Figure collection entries
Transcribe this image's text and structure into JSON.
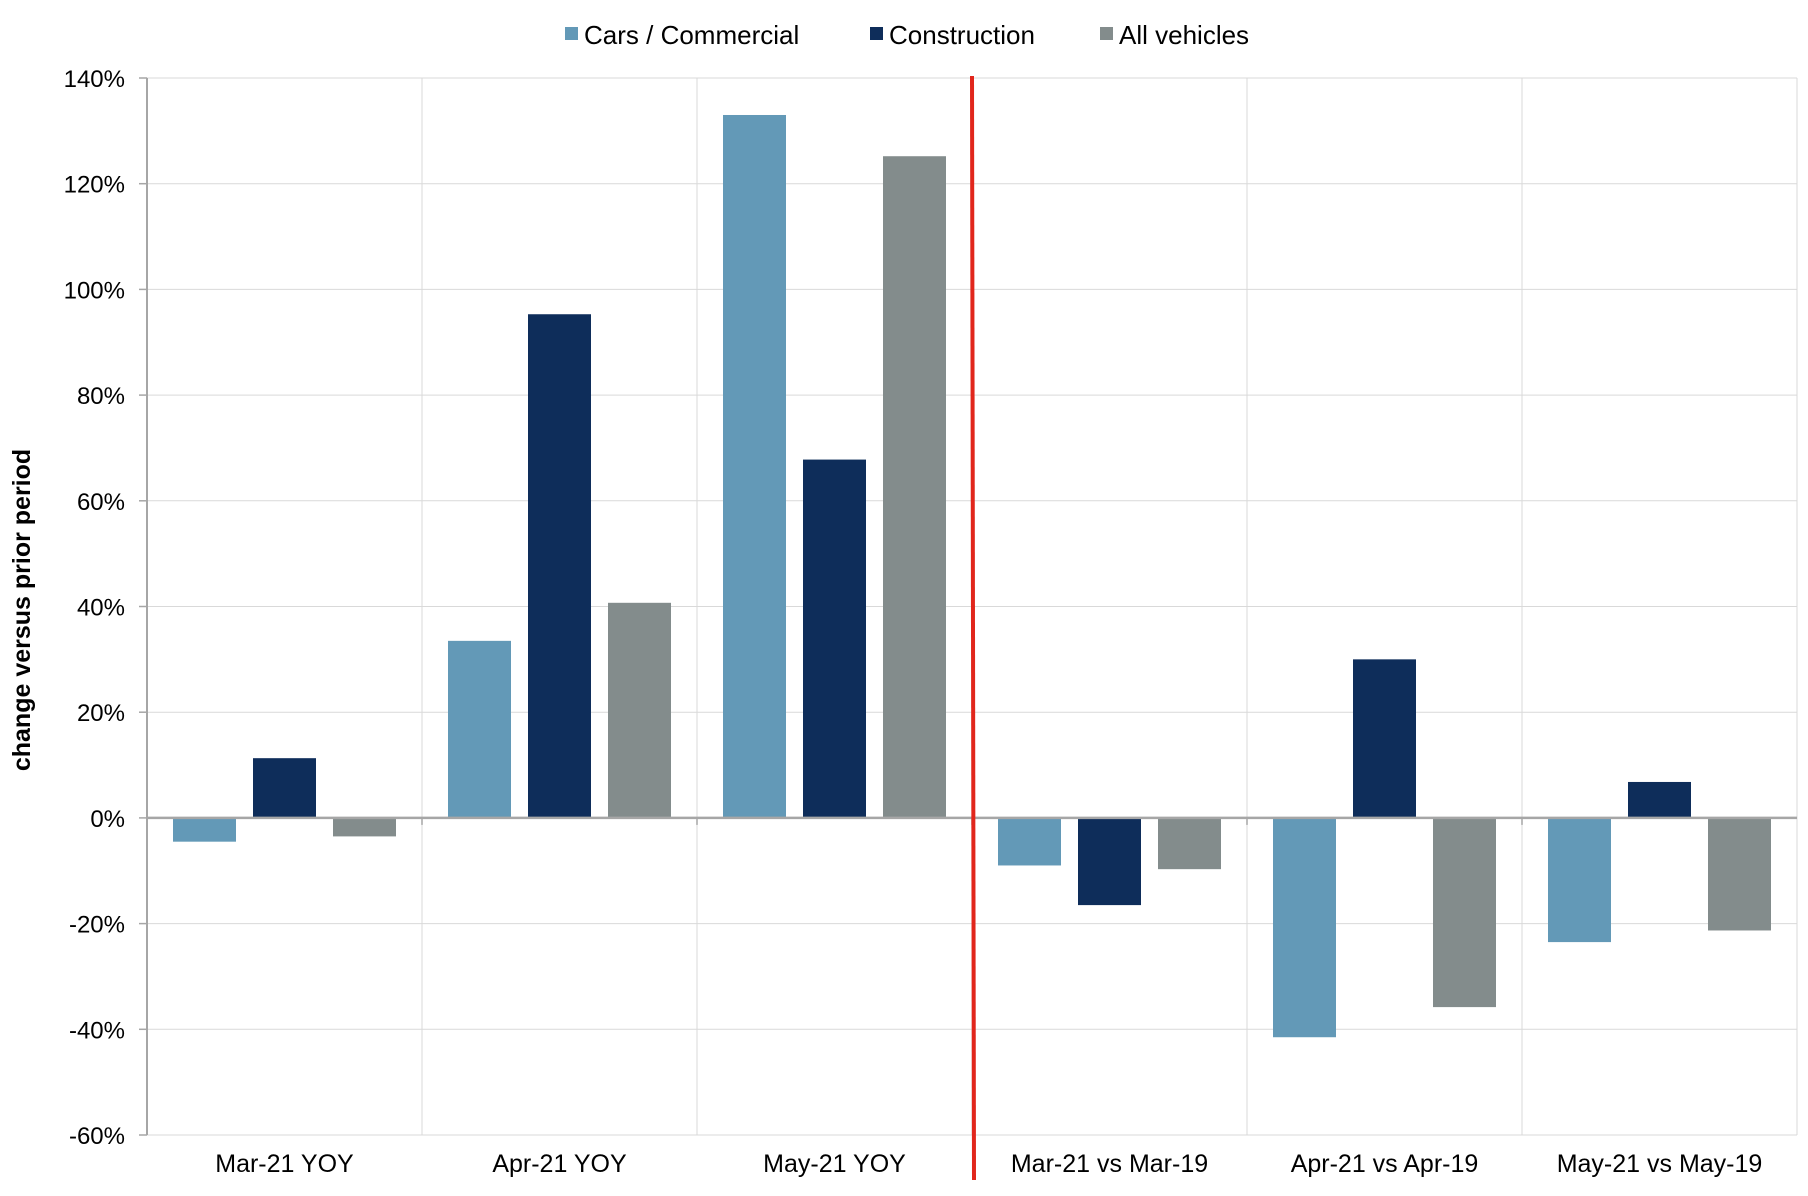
{
  "chart_data": {
    "type": "bar",
    "ylabel": "change versus prior period",
    "ylim": [
      -60,
      140
    ],
    "ytick_step": 20,
    "ytick_suffix": "%",
    "grid": true,
    "legend_position": "top-center",
    "categories": [
      "Mar-21 YOY",
      "Apr-21 YOY",
      "May-21 YOY",
      "Mar-21 vs Mar-19",
      "Apr-21 vs Apr-19",
      "May-21 vs May-19"
    ],
    "series": [
      {
        "name": "Cars / Commercial",
        "color": "#6399b7",
        "values": [
          -4.5,
          33.5,
          133,
          -9,
          -41.5,
          -23.5
        ]
      },
      {
        "name": "Construction",
        "color": "#0e2d5a",
        "values": [
          11.3,
          95.3,
          67.8,
          -16.5,
          30,
          6.8
        ]
      },
      {
        "name": "All vehicles",
        "color": "#838c8c",
        "values": [
          -3.5,
          40.7,
          125.2,
          -9.7,
          -35.8,
          -21.3
        ]
      }
    ],
    "divider": {
      "after_category_index": 2,
      "color": "#e1261c"
    }
  }
}
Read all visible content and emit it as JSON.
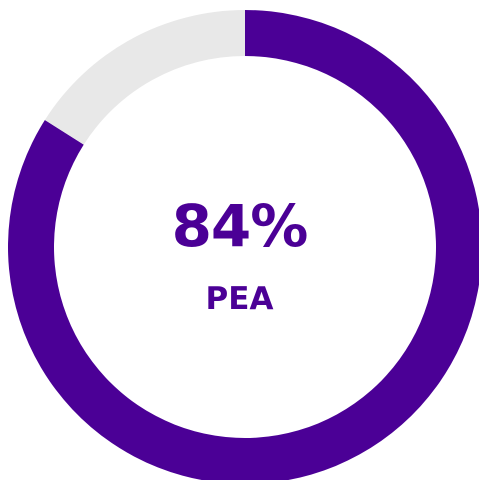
{
  "chart_data": {
    "type": "pie",
    "value": 84,
    "remainder": 16,
    "center_value_label": "84%",
    "center_caption": "PEA",
    "title": "",
    "colors": {
      "value": "#4b0096",
      "remainder": "#e8e8e8",
      "text": "#4b0096"
    }
  }
}
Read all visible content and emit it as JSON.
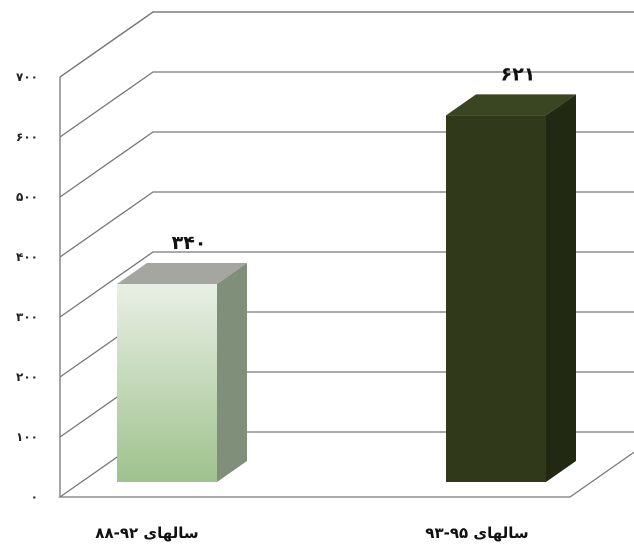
{
  "chart_data": {
    "type": "bar",
    "categories": [
      "سالهای ۹۲-۸۸",
      "سالهای ۹۵-۹۳"
    ],
    "values": [
      340,
      621
    ],
    "value_labels": [
      "۳۴۰",
      "۶۲۱"
    ],
    "ylim": [
      0,
      700
    ],
    "yticks": [
      0,
      100,
      200,
      300,
      400,
      500,
      600,
      700
    ],
    "ytick_labels": [
      "۰",
      "۱۰۰",
      "۲۰۰",
      "۳۰۰",
      "۴۰۰",
      "۵۰۰",
      "۶۰۰",
      "۷۰۰"
    ],
    "grid": true,
    "style": "3d",
    "legend": "none",
    "colors": {
      "bar1_top": "#e9efe5",
      "bar1_bottom": "#9ec28d",
      "bar1_side": "#7f8f7a",
      "bar1_cap": "#a4a69f",
      "bar2_front": "#30391a",
      "bar2_side": "#222913",
      "bar2_cap": "#3a4521"
    }
  }
}
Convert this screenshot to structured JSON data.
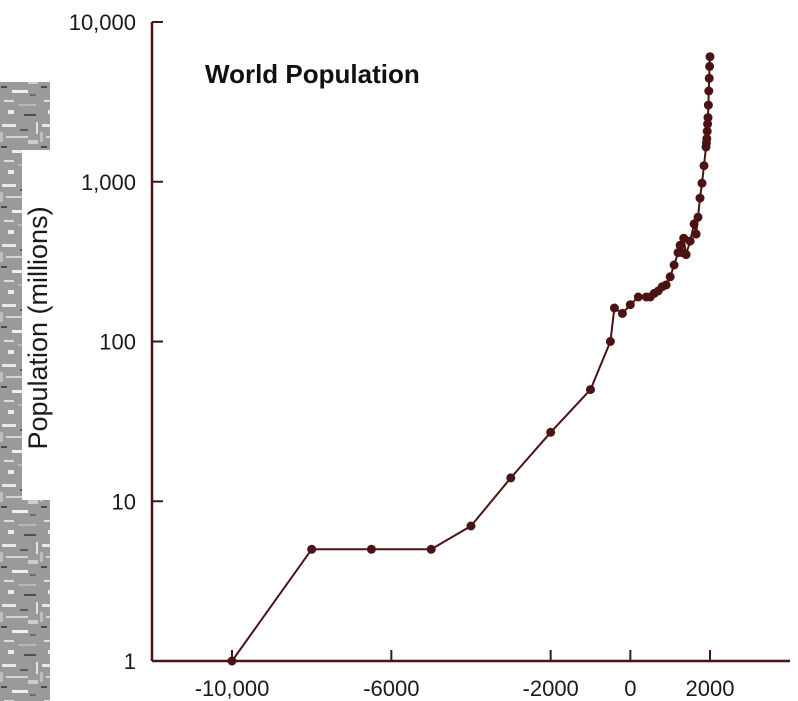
{
  "chart_data": {
    "type": "line",
    "title": "World Population",
    "xlabel": "",
    "ylabel": "Population (millions)",
    "y_scale": "log",
    "ylim": [
      1,
      10000
    ],
    "xlim": [
      -12000,
      4000
    ],
    "x_ticks": [
      -10000,
      -6000,
      -2000,
      0,
      2000
    ],
    "x_tick_labels": [
      "-10,000",
      "-6000",
      "-2000",
      "0",
      "2000"
    ],
    "y_ticks": [
      1,
      10,
      100,
      1000,
      10000
    ],
    "y_tick_labels": [
      "1",
      "10",
      "100",
      "1,000",
      "10,000"
    ],
    "grid": false,
    "series": [
      {
        "color": "#4a1414",
        "points": [
          [
            -10000,
            1
          ],
          [
            -8000,
            5
          ],
          [
            -6500,
            5
          ],
          [
            -5000,
            5
          ],
          [
            -4000,
            7
          ],
          [
            -3000,
            14
          ],
          [
            -2000,
            27
          ],
          [
            -1000,
            50
          ],
          [
            -500,
            100
          ],
          [
            -400,
            162
          ],
          [
            -200,
            150
          ],
          [
            0,
            170
          ],
          [
            200,
            190
          ],
          [
            400,
            190
          ],
          [
            500,
            190
          ],
          [
            600,
            200
          ],
          [
            700,
            207
          ],
          [
            800,
            220
          ],
          [
            900,
            226
          ],
          [
            1000,
            254
          ],
          [
            1100,
            301
          ],
          [
            1200,
            360
          ],
          [
            1250,
            400
          ],
          [
            1300,
            360
          ],
          [
            1340,
            443
          ],
          [
            1400,
            350
          ],
          [
            1500,
            425
          ],
          [
            1600,
            545
          ],
          [
            1650,
            470
          ],
          [
            1700,
            600
          ],
          [
            1750,
            790
          ],
          [
            1800,
            980
          ],
          [
            1850,
            1260
          ],
          [
            1900,
            1650
          ],
          [
            1910,
            1750
          ],
          [
            1920,
            1860
          ],
          [
            1930,
            2070
          ],
          [
            1940,
            2300
          ],
          [
            1950,
            2520
          ],
          [
            1960,
            3020
          ],
          [
            1970,
            3700
          ],
          [
            1980,
            4440
          ],
          [
            1990,
            5270
          ],
          [
            2000,
            6060
          ]
        ]
      }
    ]
  },
  "background": {
    "label": "Stone texture panel"
  }
}
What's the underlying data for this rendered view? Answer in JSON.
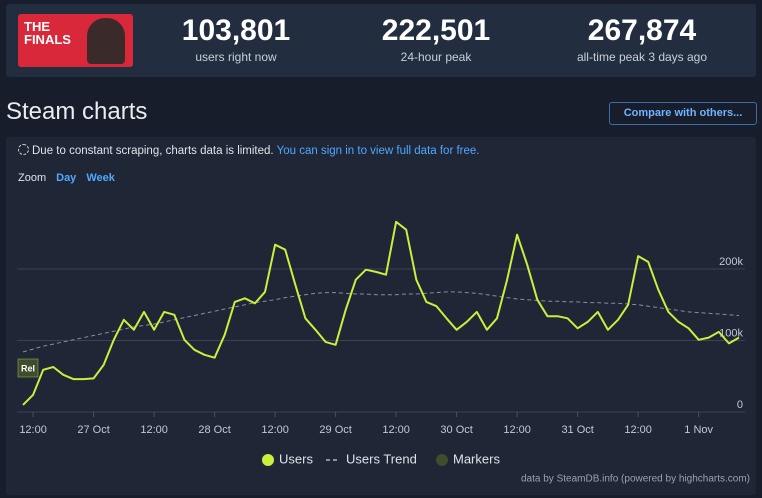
{
  "header": {
    "game": "THE FINALS",
    "stats": [
      {
        "value": "103,801",
        "label": "users right now"
      },
      {
        "value": "222,501",
        "label": "24-hour peak"
      },
      {
        "value": "267,874",
        "label": "all-time peak 3 days ago"
      }
    ]
  },
  "section_title": "Steam charts",
  "compare_button": "Compare with others...",
  "notice": "Due to constant scraping, charts data is limited.",
  "notice_link": "You can sign in to view full data for free.",
  "zoom": {
    "label": "Zoom",
    "options": [
      "Day",
      "Week"
    ]
  },
  "credit": "data by SteamDB.info (powered by highcharts.com)",
  "chart_data": {
    "type": "line",
    "categories": [
      null,
      "12:00",
      null,
      null,
      null,
      null,
      null,
      "27 Oct",
      null,
      null,
      null,
      null,
      null,
      "12:00",
      null,
      null,
      null,
      null,
      null,
      "28 Oct",
      null,
      null,
      null,
      null,
      null,
      "12:00",
      null,
      null,
      null,
      null,
      null,
      "29 Oct",
      null,
      null,
      null,
      null,
      null,
      "12:00",
      null,
      null,
      null,
      null,
      null,
      "30 Oct",
      null,
      null,
      null,
      null,
      null,
      "12:00",
      null,
      null,
      null,
      null,
      null,
      "31 Oct",
      null,
      null,
      null,
      null,
      null,
      "12:00",
      null,
      null,
      null,
      null,
      null,
      "1 Nov",
      null,
      null,
      null,
      null
    ],
    "series": [
      {
        "name": "Users",
        "color": "#c8f03c",
        "values": [
          10000,
          24000,
          59000,
          63000,
          52000,
          46000,
          46000,
          47000,
          66000,
          101000,
          129000,
          115000,
          140000,
          115000,
          140000,
          136000,
          101000,
          87000,
          80000,
          76000,
          108000,
          154000,
          159000,
          152000,
          168000,
          234000,
          227000,
          178000,
          131000,
          115000,
          98000,
          94000,
          143000,
          185000,
          199000,
          196000,
          192000,
          266000,
          255000,
          185000,
          154000,
          148000,
          131000,
          115000,
          126000,
          140000,
          115000,
          131000,
          185000,
          248000,
          206000,
          157000,
          134000,
          134000,
          131000,
          117000,
          126000,
          140000,
          115000,
          129000,
          150000,
          218000,
          210000,
          171000,
          140000,
          126000,
          117000,
          101000,
          104000,
          112000,
          96000,
          104000
        ]
      },
      {
        "name": "Users Trend",
        "color": "#8a8f99",
        "dashed": true,
        "values": [
          84000,
          88000,
          92000,
          95000,
          98000,
          101000,
          104000,
          107000,
          110000,
          113000,
          116000,
          119000,
          121000,
          123000,
          126000,
          129000,
          132000,
          135000,
          138000,
          141000,
          144000,
          147000,
          150000,
          153000,
          155000,
          157000,
          160000,
          162000,
          164000,
          166000,
          167000,
          167000,
          166000,
          165000,
          165000,
          164000,
          164000,
          164000,
          165000,
          165000,
          166000,
          167000,
          168000,
          168000,
          167000,
          166000,
          164000,
          162000,
          160000,
          158000,
          157000,
          156000,
          155000,
          155000,
          154000,
          154000,
          153000,
          153000,
          152000,
          152000,
          151000,
          150000,
          148000,
          146000,
          144000,
          142000,
          140000,
          139000,
          138000,
          137000,
          136000,
          135000
        ]
      }
    ],
    "markers": {
      "name": "Markers",
      "color": "#3f4d2c",
      "items": [
        "Rel"
      ]
    },
    "ylim": [
      0,
      300000
    ],
    "yticks": [
      0,
      {
        "value": 100000,
        "label": "100k"
      },
      {
        "value": 200000,
        "label": "200k"
      }
    ],
    "grid": true
  }
}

▶ _WORK REQUIRED_
Search the preceding listing for the word "name" and pull out every line that holds it.

▶ _OUTPUT_
        "name": "Cars / Commercial",
        "name": "Construction",
        "name": "All vehicles",
        "name": "Users",
        "name": "Users Trend",
      "name": "Markers",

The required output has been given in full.